▶ **AIM 1**:
Answer these questions about the message on converting init files to systemd services:
(a) Who is quoted as writing on 11/26/2010 at 01:27 AM?
(b) According to the quoted text, what might be run by systemd in the near future?
(c) What does Tomas Mraz say definitely can be improved?

-------- DOCUMENT SEGMENT --------

F15 Feature - convert as many service init files as possible to the native SystemD services

Marcela Mašláňová mmaslano at redhat.com
Fri Nov 26 06:42:15 UTC 2010


On 11/26/2010 01:27 AM, Lennart Poettering wrote:
> On Thu, 25.11.10 17:33, Tomas Mraz (tmraz at redhat.com) wrote:
>
>>> Actually it's true, but in the near future all standard cron jobs
>>> might be runned by systemd
>>>
>>> http://0pointer.de/public/systemd-man/systemd.timer.html
>>>
>>> It's not 100 % cron replacement now, but who knows what the future holds :)
>> To add some argument to my previous sarcasm. I do not think that it
>> makes any sense to replicate cron functionality in systemd. Either you
>> replicate half of it and then you still need to run crond for the rest
>> or you replicate it completely. But in that case what is the saving over
>> the separate daemon? I'm sorry but I do not think that crond is anything
>> that "optimized out" by inclusion can improve performance of Linux
>> desktop/server/whatever. I do not say that cronie code cannot be
>> improved - it definitely can - but it does not make any sense to
>> reimplement it from scratch.

-------- RECORDED INFORMATION --------

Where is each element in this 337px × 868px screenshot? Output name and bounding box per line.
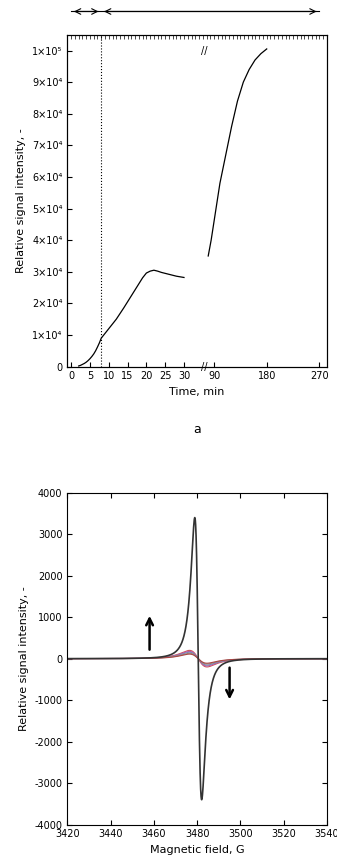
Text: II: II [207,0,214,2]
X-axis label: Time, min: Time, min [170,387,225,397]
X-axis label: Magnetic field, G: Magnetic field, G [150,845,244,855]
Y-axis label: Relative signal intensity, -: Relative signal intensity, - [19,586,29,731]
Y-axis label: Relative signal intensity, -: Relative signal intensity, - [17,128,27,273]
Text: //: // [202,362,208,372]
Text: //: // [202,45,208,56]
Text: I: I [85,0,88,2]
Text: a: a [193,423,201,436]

--------
-------- RECORDED INFORMATION --------

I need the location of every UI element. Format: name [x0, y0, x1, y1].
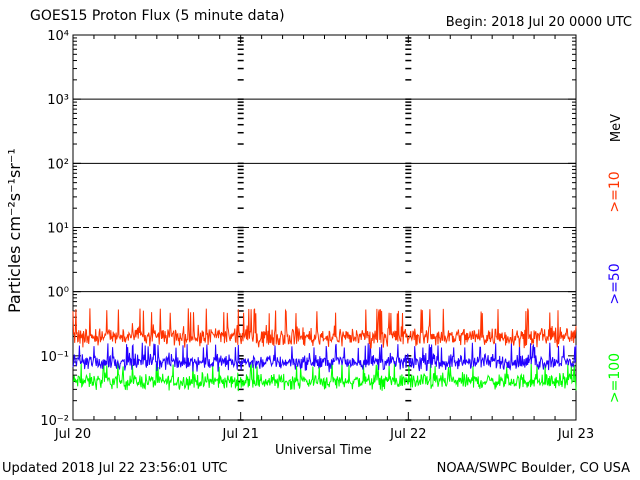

--------

▶ **AIM 2**: Put the lines of the listing between the line holding "Where is each" and the line holding "X-axis label: Magnetic", inclusive, into a Markdown table with columns Row and Line, leaving out blank lines and pictures.

▶ **CORRECT ANSWER 1**:
(a) Lennart Poettering
(b) All standard cron jobs
(c) The cronie code

▶ **CORRECT ANSWER 2**:
| Row | Line |
|---|---|
| 1 | Where is each element in this 337px × 868px screenshot? Output name and bounding box per line. |
| 2 | Text: II: II [207,0,214,2] |
| 3 | X-axis label: Time, min: Time, min [170,387,225,397] |
| 4 | X-axis label: Magnetic field, G: Magnetic field, G [150,845,244,855] |